-- DATASET RECORDS start --

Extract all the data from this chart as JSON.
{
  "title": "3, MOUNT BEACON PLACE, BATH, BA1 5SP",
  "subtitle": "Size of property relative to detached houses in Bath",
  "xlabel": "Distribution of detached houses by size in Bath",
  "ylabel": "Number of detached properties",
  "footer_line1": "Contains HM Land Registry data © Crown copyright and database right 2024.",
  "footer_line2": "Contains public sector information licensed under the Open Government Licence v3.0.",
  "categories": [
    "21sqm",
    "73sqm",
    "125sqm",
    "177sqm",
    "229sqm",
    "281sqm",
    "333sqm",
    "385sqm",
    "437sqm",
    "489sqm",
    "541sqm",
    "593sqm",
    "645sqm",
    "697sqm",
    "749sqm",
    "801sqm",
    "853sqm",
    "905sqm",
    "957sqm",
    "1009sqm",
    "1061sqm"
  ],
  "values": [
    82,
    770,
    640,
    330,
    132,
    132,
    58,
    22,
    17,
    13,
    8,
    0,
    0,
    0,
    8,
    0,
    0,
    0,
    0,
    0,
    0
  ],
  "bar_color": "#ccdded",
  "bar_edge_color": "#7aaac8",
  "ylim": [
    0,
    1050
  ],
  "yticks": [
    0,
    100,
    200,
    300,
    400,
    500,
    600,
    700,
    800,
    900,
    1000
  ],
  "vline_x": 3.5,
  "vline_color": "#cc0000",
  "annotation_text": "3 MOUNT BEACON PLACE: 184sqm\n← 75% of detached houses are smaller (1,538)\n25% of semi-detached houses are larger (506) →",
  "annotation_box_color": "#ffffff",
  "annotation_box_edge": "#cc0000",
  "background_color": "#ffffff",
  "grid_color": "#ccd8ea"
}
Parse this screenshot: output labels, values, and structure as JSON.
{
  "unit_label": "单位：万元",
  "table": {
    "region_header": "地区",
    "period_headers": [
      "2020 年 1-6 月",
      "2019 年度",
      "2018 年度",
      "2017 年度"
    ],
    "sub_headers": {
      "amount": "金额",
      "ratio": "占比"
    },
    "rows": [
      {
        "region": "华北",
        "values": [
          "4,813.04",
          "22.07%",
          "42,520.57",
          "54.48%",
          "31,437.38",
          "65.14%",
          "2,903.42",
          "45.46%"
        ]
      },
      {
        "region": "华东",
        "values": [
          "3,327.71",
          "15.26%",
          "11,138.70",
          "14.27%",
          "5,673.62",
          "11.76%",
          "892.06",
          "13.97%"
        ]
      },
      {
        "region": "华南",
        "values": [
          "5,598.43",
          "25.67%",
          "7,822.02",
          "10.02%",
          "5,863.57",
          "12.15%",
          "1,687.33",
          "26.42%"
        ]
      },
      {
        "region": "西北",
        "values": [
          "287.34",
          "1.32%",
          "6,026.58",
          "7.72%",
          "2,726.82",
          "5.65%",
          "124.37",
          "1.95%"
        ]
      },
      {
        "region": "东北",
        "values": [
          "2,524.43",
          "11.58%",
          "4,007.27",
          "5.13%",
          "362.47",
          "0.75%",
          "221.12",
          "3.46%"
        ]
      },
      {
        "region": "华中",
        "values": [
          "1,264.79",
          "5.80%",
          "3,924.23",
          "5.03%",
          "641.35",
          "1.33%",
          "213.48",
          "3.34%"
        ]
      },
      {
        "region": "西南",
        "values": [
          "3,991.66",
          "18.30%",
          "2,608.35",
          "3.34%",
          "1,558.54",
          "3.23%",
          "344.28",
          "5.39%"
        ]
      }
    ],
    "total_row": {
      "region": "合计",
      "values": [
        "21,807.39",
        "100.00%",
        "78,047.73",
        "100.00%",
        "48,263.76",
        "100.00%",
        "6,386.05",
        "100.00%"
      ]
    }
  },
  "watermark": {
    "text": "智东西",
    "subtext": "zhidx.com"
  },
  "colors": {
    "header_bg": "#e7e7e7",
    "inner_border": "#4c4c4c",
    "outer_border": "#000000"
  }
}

-- DATASET RECORDS end --

Reproduce the records above exactly as they appear.

*REPLY TO THE EXERCISE*.
Extract all the data from this chart as JSON.
{
  "title": "3, MOUNT BEACON PLACE, BATH, BA1 5SP",
  "subtitle": "Size of property relative to detached houses in Bath",
  "xlabel": "Distribution of detached houses by size in Bath",
  "ylabel": "Number of detached properties",
  "footer_line1": "Contains HM Land Registry data © Crown copyright and database right 2024.",
  "footer_line2": "Contains public sector information licensed under the Open Government Licence v3.0.",
  "categories": [
    "21sqm",
    "73sqm",
    "125sqm",
    "177sqm",
    "229sqm",
    "281sqm",
    "333sqm",
    "385sqm",
    "437sqm",
    "489sqm",
    "541sqm",
    "593sqm",
    "645sqm",
    "697sqm",
    "749sqm",
    "801sqm",
    "853sqm",
    "905sqm",
    "957sqm",
    "1009sqm",
    "1061sqm"
  ],
  "values": [
    82,
    770,
    640,
    330,
    132,
    132,
    58,
    22,
    17,
    13,
    8,
    0,
    0,
    0,
    8,
    0,
    0,
    0,
    0,
    0,
    0
  ],
  "bar_color": "#ccdded",
  "bar_edge_color": "#7aaac8",
  "ylim": [
    0,
    1050
  ],
  "yticks": [
    0,
    100,
    200,
    300,
    400,
    500,
    600,
    700,
    800,
    900,
    1000
  ],
  "vline_x": 3.5,
  "vline_color": "#cc0000",
  "annotation_text": "3 MOUNT BEACON PLACE: 184sqm\n← 75% of detached houses are smaller (1,538)\n25% of semi-detached houses are larger (506) →",
  "annotation_box_color": "#ffffff",
  "annotation_box_edge": "#cc0000",
  "background_color": "#ffffff",
  "grid_color": "#ccd8ea"
}
Parse this screenshot: output labels, values, and structure as JSON.
{
  "unit_label": "单位：万元",
  "table": {
    "region_header": "地区",
    "period_headers": [
      "2020 年 1-6 月",
      "2019 年度",
      "2018 年度",
      "2017 年度"
    ],
    "sub_headers": {
      "amount": "金额",
      "ratio": "占比"
    },
    "rows": [
      {
        "region": "华北",
        "values": [
          "4,813.04",
          "22.07%",
          "42,520.57",
          "54.48%",
          "31,437.38",
          "65.14%",
          "2,903.42",
          "45.46%"
        ]
      },
      {
        "region": "华东",
        "values": [
          "3,327.71",
          "15.26%",
          "11,138.70",
          "14.27%",
          "5,673.62",
          "11.76%",
          "892.06",
          "13.97%"
        ]
      },
      {
        "region": "华南",
        "values": [
          "5,598.43",
          "25.67%",
          "7,822.02",
          "10.02%",
          "5,863.57",
          "12.15%",
          "1,687.33",
          "26.42%"
        ]
      },
      {
        "region": "西北",
        "values": [
          "287.34",
          "1.32%",
          "6,026.58",
          "7.72%",
          "2,726.82",
          "5.65%",
          "124.37",
          "1.95%"
        ]
      },
      {
        "region": "东北",
        "values": [
          "2,524.43",
          "11.58%",
          "4,007.27",
          "5.13%",
          "362.47",
          "0.75%",
          "221.12",
          "3.46%"
        ]
      },
      {
        "region": "华中",
        "values": [
          "1,264.79",
          "5.80%",
          "3,924.23",
          "5.03%",
          "641.35",
          "1.33%",
          "213.48",
          "3.34%"
        ]
      },
      {
        "region": "西南",
        "values": [
          "3,991.66",
          "18.30%",
          "2,608.35",
          "3.34%",
          "1,558.54",
          "3.23%",
          "344.28",
          "5.39%"
        ]
      }
    ],
    "total_row": {
      "region": "合计",
      "values": [
        "21,807.39",
        "100.00%",
        "78,047.73",
        "100.00%",
        "48,263.76",
        "100.00%",
        "6,386.05",
        "100.00%"
      ]
    }
  },
  "watermark": {
    "text": "智东西",
    "subtext": "zhidx.com"
  },
  "colors": {
    "header_bg": "#e7e7e7",
    "inner_border": "#4c4c4c",
    "outer_border": "#000000"
  }
}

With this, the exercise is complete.